**Task to complete**: Retype the records below word for word and omit any image.

**Raw records**:
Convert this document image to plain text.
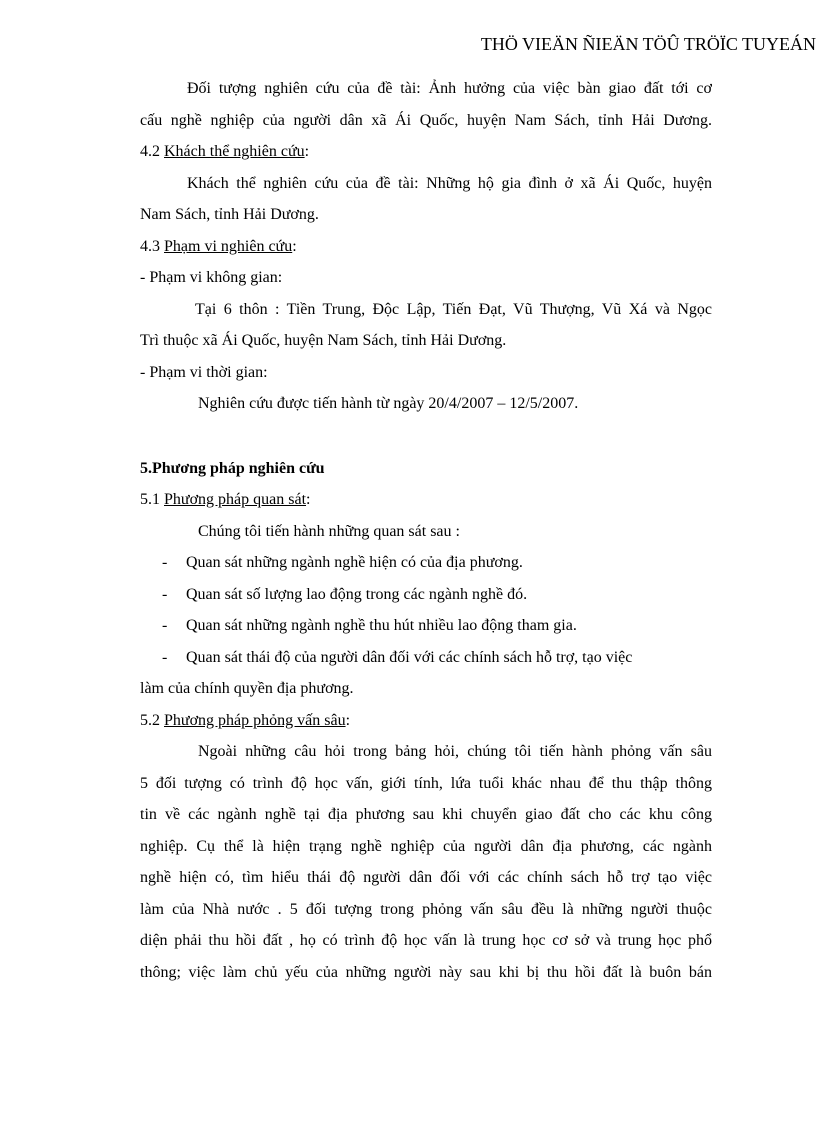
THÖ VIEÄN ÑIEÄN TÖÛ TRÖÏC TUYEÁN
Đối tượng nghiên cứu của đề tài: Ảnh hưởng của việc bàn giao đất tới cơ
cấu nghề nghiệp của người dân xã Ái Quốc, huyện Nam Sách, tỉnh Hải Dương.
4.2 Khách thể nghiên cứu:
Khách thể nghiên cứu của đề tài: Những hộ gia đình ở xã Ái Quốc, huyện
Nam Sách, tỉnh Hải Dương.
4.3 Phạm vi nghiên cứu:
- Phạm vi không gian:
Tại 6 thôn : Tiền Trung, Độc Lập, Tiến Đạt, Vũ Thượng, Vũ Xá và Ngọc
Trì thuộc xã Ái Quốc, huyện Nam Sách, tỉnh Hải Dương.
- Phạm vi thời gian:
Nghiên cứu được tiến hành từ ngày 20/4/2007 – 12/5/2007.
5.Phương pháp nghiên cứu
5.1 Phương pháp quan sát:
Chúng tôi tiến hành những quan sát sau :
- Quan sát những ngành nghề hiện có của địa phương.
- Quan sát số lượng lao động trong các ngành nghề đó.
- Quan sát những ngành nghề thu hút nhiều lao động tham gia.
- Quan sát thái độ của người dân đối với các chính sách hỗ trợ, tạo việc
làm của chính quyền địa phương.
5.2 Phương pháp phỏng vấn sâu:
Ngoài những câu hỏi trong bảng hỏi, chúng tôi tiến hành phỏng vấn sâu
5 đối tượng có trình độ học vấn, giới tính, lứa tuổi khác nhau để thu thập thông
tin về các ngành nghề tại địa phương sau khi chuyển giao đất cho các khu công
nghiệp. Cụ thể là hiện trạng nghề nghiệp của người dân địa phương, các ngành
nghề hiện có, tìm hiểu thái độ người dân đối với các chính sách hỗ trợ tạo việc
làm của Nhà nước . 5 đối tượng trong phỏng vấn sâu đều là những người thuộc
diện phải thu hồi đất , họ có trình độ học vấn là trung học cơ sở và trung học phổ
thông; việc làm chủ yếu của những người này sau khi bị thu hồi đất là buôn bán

**Final result**:
Convert this document image to plain text.
THÖ VIEÄN ÑIEÄN TÖÛ TRÖÏC TUYEÁN
Đối tượng nghiên cứu của đề tài: Ảnh hưởng của việc bàn giao đất tới cơ
cấu nghề nghiệp của người dân xã Ái Quốc, huyện Nam Sách, tỉnh Hải Dương.
4.2 Khách thể nghiên cứu:
Khách thể nghiên cứu của đề tài: Những hộ gia đình ở xã Ái Quốc, huyện
Nam Sách, tỉnh Hải Dương.
4.3 Phạm vi nghiên cứu:
- Phạm vi không gian:
Tại 6 thôn : Tiền Trung, Độc Lập, Tiến Đạt, Vũ Thượng, Vũ Xá và Ngọc
Trì thuộc xã Ái Quốc, huyện Nam Sách, tỉnh Hải Dương.
- Phạm vi thời gian:
Nghiên cứu được tiến hành từ ngày 20/4/2007 – 12/5/2007.
5.Phương pháp nghiên cứu
5.1 Phương pháp quan sát:
Chúng tôi tiến hành những quan sát sau :
- Quan sát những ngành nghề hiện có của địa phương.
- Quan sát số lượng lao động trong các ngành nghề đó.
- Quan sát những ngành nghề thu hút nhiều lao động tham gia.
- Quan sát thái độ của người dân đối với các chính sách hỗ trợ, tạo việc
làm của chính quyền địa phương.
5.2 Phương pháp phỏng vấn sâu:
Ngoài những câu hỏi trong bảng hỏi, chúng tôi tiến hành phỏng vấn sâu
5 đối tượng có trình độ học vấn, giới tính, lứa tuổi khác nhau để thu thập thông
tin về các ngành nghề tại địa phương sau khi chuyển giao đất cho các khu công
nghiệp. Cụ thể là hiện trạng nghề nghiệp của người dân địa phương, các ngành
nghề hiện có, tìm hiểu thái độ người dân đối với các chính sách hỗ trợ tạo việc
làm của Nhà nước . 5 đối tượng trong phỏng vấn sâu đều là những người thuộc
diện phải thu hồi đất , họ có trình độ học vấn là trung học cơ sở và trung học phổ
thông; việc làm chủ yếu của những người này sau khi bị thu hồi đất là buôn bán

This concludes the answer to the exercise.